> _Task to carry out_
Extract each line bearing the word "value".

Data items
┄┄┄┄┄┄┄┄┄┄┄┄┄┄┄┄┄┄┄┄

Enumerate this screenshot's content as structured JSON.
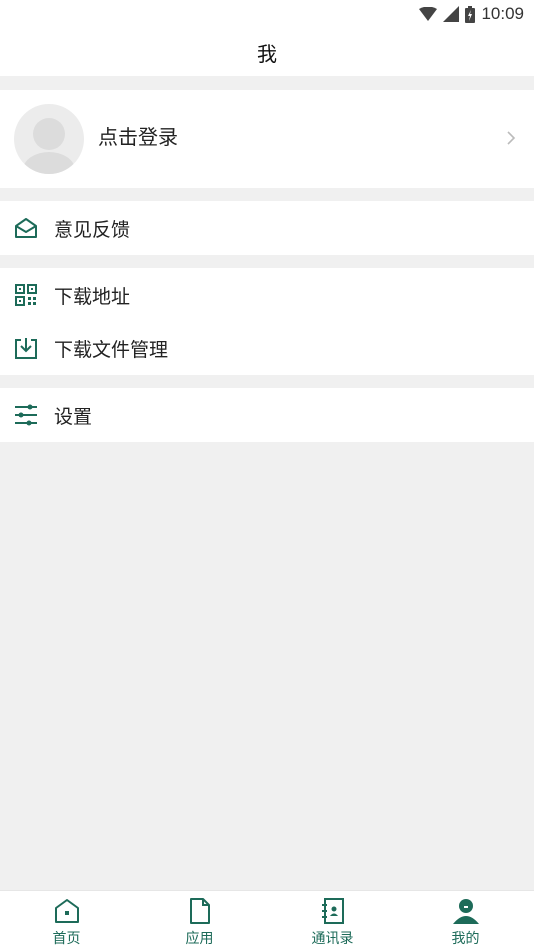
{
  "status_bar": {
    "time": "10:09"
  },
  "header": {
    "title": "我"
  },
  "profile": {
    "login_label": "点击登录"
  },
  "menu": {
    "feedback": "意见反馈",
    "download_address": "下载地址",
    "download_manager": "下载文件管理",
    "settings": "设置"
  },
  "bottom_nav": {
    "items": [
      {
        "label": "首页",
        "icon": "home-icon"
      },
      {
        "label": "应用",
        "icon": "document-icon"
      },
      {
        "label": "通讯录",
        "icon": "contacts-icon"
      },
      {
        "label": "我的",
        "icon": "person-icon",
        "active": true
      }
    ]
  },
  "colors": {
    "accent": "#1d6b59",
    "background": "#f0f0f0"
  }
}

┄┄┄┄┄┄┄┄┄┄┄┄┄┄┄┄┄┄┄┄

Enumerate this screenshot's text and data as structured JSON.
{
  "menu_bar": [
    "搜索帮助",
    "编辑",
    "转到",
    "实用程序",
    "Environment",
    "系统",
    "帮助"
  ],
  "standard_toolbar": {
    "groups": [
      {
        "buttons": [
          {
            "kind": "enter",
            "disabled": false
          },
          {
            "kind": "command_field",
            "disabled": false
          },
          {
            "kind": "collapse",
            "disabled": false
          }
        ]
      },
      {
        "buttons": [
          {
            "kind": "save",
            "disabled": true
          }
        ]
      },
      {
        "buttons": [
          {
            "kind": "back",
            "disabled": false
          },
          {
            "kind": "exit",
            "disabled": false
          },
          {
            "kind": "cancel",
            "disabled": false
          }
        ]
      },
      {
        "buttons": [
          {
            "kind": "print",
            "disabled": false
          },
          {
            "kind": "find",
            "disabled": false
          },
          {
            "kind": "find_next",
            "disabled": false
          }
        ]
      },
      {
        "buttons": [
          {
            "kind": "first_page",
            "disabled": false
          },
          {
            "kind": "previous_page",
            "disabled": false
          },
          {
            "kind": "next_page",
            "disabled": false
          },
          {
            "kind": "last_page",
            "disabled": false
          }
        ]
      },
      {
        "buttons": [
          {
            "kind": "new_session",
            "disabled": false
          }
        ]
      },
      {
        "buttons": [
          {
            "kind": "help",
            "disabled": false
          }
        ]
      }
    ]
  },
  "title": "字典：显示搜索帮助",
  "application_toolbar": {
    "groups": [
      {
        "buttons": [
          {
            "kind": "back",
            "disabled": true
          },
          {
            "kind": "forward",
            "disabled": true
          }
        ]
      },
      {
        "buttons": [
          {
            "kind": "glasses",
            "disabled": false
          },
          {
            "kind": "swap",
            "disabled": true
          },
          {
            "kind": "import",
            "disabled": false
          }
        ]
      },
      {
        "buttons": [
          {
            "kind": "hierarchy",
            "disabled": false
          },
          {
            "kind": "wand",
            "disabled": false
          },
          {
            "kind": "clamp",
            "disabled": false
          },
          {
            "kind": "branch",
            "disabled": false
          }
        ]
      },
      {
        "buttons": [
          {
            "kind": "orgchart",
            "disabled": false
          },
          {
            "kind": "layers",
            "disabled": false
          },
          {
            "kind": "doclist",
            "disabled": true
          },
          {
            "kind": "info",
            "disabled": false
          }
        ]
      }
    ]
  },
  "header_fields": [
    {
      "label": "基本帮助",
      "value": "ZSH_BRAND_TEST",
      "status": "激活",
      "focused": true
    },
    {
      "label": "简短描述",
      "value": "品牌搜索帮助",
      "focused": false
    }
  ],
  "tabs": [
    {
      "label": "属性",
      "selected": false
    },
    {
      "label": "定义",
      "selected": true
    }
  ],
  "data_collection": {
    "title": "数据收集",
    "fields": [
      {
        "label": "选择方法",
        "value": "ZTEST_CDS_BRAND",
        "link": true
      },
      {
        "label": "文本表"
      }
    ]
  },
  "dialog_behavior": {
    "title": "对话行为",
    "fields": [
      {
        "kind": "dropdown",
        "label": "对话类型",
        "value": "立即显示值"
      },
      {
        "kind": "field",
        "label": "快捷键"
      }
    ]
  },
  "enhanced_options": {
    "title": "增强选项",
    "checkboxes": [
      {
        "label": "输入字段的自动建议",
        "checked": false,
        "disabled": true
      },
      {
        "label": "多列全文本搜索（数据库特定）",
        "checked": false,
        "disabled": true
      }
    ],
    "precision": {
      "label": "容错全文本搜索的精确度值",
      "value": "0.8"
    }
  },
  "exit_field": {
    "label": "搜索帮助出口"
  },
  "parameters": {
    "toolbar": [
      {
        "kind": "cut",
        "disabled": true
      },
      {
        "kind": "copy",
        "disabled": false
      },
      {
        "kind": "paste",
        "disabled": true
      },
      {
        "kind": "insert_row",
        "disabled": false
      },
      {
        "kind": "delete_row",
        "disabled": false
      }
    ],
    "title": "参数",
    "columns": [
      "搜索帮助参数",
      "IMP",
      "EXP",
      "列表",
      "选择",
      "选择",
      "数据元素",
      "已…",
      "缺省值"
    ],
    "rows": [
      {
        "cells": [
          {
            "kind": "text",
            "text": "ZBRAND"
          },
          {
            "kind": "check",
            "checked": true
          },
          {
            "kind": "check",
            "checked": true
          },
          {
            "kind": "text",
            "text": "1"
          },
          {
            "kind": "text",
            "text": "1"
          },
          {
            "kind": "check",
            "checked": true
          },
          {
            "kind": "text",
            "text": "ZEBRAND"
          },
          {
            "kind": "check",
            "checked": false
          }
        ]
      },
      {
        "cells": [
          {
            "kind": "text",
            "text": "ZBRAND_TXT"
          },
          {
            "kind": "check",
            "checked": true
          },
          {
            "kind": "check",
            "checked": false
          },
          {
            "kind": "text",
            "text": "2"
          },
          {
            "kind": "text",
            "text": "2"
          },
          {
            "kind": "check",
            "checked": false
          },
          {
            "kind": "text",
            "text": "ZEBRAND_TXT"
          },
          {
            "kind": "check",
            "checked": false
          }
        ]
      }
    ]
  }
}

┄┄┄┄┄┄┄┄┄┄┄┄┄┄┄┄┄┄┄┄

> _Solution to the exercise_
      "value": "ZSH_BRAND_TEST",
      "value": "品牌搜索帮助",
        "value": "ZTEST_CDS_BRAND",
        "value": "立即显示值"
      "value": "0.8"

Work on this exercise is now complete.